_Source text_
++++++

As previously mentioned, none of the citizenship laws of East Asian states have gender, ethnic or religiously discriminatory provisions. In the Pacific, Children born outside of the territory to mothers with Kiribati citizenship cannot access citizenship automatically. However, unlike other Pacific Island states, Kiribati has a small overseas population, with approximately 5,000 I-Kiribati’s living in New Zealand and Australia. There are no reliable statistics on the number of persons this provision has affected.

  •  Lack of legal safeguards

Legal safeguards against childhood statelessness including the protection of foundlings and children born to stateless parents are not universal across the Asia-Pacific region. The citizenship laws of less than half of the states in the region (15 states: Australia, Cambodia, Fiji, Indonesia, Japan, Laos, Mongolia, New Zealand, North Korea, Papua New Guinea, Philippines, Singapore, South Korea, Tuvalu and Vietnam) explicitly provide that foundling children will be considered citizens. The citizenships laws of 10 states (Afghanistan, Bangladesh, Kiribati, Malaysia, the Marshall Islands, Nepal, Pakistan, Thailand, Timor-Leste and Sri Lanka) provide some/limited protection for foundling children under their law. Under the laws of 13 states (Bhutan, Brunei, China, India, Federated States of Micronesia, the Maldives, Myanmar, Nauru, Palau, Samoa, Solomon Islands, Tonga and Vanuatu) there is no explicit protection for foundling children to gain citizenship.

Similarly, less than half of the states (13 states: Australia, China, Fiji, Indonesia, Japan, Kiribati, the Marshall Islands, Nauru, New Zealand, North Korea, South Korea, Timor-Leste and Tuvalu) provide citizenship to children born on their territories who would otherwise be stateless. There is also limited protection provided under the laws of 10 states (Afghanistan, Bangladesh, Cambodia, Laos, Malaysia, Mongolia, Pakistan, Papua New Guinea, Thailand, Samoa and Vietnam) to stateless persons born on the territory. However, there is no protection under the laws of the remaining 14 states (Bhutan, Brunei, India, the Maldives, Federated States of Micronesia, Myanmar, Nepal, Palau, the Philippines, Singapore, the Solomon Islands, Sri Lanka, Tonga and Vanuatu).

  • Citizenship stripping

Citizenship stripping by states has wide ranging impacts across the Asia-Pacific region.

In East Asia, following the end of the Second World War, and Japan’s colonial rule over the Korean peninsula approximately 52,000 ethnic Koreans were stripped of Japanese citizenship. In 2021, more than 26,000 persons and their descendants have not resolved their citizenship status resolved.

++++++

_Data shown_

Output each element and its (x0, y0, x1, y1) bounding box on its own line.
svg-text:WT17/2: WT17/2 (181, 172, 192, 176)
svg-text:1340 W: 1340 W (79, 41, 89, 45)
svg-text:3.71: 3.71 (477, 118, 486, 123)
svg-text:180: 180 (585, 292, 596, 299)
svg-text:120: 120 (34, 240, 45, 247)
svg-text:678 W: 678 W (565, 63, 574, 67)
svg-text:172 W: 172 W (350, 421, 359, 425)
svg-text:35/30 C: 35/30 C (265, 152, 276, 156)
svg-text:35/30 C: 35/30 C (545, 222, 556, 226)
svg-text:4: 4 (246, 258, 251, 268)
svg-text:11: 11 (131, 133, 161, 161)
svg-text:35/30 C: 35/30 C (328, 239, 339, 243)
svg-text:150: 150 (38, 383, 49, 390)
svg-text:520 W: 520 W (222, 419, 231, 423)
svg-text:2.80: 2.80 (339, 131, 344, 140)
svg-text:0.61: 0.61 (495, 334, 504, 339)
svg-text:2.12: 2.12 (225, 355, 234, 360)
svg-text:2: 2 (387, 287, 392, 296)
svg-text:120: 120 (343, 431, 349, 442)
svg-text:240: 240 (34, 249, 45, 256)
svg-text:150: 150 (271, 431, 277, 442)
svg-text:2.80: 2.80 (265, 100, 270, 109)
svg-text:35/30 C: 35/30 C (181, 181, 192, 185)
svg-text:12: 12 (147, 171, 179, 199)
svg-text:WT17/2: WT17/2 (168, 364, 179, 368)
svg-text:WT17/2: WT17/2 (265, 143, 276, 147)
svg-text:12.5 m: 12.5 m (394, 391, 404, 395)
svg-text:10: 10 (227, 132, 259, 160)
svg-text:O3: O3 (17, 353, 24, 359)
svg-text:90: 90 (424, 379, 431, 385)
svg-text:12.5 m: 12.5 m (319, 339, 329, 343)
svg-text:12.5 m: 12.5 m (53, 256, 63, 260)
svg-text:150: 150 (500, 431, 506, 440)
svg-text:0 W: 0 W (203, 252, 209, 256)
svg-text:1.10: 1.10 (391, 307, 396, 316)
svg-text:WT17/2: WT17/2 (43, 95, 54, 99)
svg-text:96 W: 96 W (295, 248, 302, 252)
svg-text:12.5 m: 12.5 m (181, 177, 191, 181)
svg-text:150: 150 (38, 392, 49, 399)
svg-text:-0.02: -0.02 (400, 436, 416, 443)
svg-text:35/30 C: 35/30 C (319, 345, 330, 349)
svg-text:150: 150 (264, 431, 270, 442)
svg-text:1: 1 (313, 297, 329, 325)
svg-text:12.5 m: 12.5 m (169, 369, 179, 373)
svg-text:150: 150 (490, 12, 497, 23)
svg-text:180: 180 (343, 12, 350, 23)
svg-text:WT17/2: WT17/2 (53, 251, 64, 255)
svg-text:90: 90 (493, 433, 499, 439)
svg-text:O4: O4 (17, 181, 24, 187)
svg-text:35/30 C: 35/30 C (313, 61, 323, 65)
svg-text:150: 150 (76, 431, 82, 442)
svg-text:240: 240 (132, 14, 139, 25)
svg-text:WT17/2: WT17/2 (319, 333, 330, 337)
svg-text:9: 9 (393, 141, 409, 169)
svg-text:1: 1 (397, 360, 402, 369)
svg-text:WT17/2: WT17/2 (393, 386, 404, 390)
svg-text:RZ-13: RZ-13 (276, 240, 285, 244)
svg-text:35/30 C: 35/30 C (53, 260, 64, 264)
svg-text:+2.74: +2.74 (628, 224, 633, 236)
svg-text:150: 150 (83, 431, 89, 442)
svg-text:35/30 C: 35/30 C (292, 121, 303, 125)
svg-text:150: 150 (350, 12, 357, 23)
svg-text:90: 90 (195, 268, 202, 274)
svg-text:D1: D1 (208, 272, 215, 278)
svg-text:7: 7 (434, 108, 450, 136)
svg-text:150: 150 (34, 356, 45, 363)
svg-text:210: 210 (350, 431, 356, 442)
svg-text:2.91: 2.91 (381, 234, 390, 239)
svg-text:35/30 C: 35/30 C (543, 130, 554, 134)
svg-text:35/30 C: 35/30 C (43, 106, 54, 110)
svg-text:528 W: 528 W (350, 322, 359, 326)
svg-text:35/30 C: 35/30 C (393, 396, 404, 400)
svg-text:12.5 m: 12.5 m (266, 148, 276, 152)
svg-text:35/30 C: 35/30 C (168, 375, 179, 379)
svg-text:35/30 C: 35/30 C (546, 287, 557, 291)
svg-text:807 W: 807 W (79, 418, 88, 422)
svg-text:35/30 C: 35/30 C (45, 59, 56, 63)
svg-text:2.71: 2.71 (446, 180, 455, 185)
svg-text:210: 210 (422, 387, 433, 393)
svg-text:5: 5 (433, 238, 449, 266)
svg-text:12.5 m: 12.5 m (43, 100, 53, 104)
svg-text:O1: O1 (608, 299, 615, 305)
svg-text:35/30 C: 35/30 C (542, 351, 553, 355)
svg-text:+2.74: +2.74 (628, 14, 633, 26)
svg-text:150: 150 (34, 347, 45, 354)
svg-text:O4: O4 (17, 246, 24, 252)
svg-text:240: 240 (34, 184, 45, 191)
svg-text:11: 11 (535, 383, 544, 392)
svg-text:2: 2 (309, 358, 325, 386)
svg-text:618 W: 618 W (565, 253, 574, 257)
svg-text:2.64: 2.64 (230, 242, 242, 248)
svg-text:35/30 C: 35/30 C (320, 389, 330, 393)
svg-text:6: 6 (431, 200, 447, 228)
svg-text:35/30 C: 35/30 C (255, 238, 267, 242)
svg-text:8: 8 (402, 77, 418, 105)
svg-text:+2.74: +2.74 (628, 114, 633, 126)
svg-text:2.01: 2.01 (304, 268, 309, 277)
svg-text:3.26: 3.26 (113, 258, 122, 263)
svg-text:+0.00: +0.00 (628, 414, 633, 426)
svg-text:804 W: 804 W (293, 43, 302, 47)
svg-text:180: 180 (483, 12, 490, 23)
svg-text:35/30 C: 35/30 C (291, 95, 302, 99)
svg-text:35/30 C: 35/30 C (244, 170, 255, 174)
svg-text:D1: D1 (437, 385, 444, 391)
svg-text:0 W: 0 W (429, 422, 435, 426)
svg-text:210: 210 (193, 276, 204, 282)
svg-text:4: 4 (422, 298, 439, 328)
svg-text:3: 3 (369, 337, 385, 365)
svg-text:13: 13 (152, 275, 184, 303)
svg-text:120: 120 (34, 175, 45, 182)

++++++

_Task details_
According to the passage on statelessness, approximately how many ethnic Koreans were stripped of Japanese citizenship after the Second World War and the end of Japan's colonial rule over the Korean peninsula? The lines are separate material and have no connection to the passage on statelessness.

_Task result_
Approximately 52,000.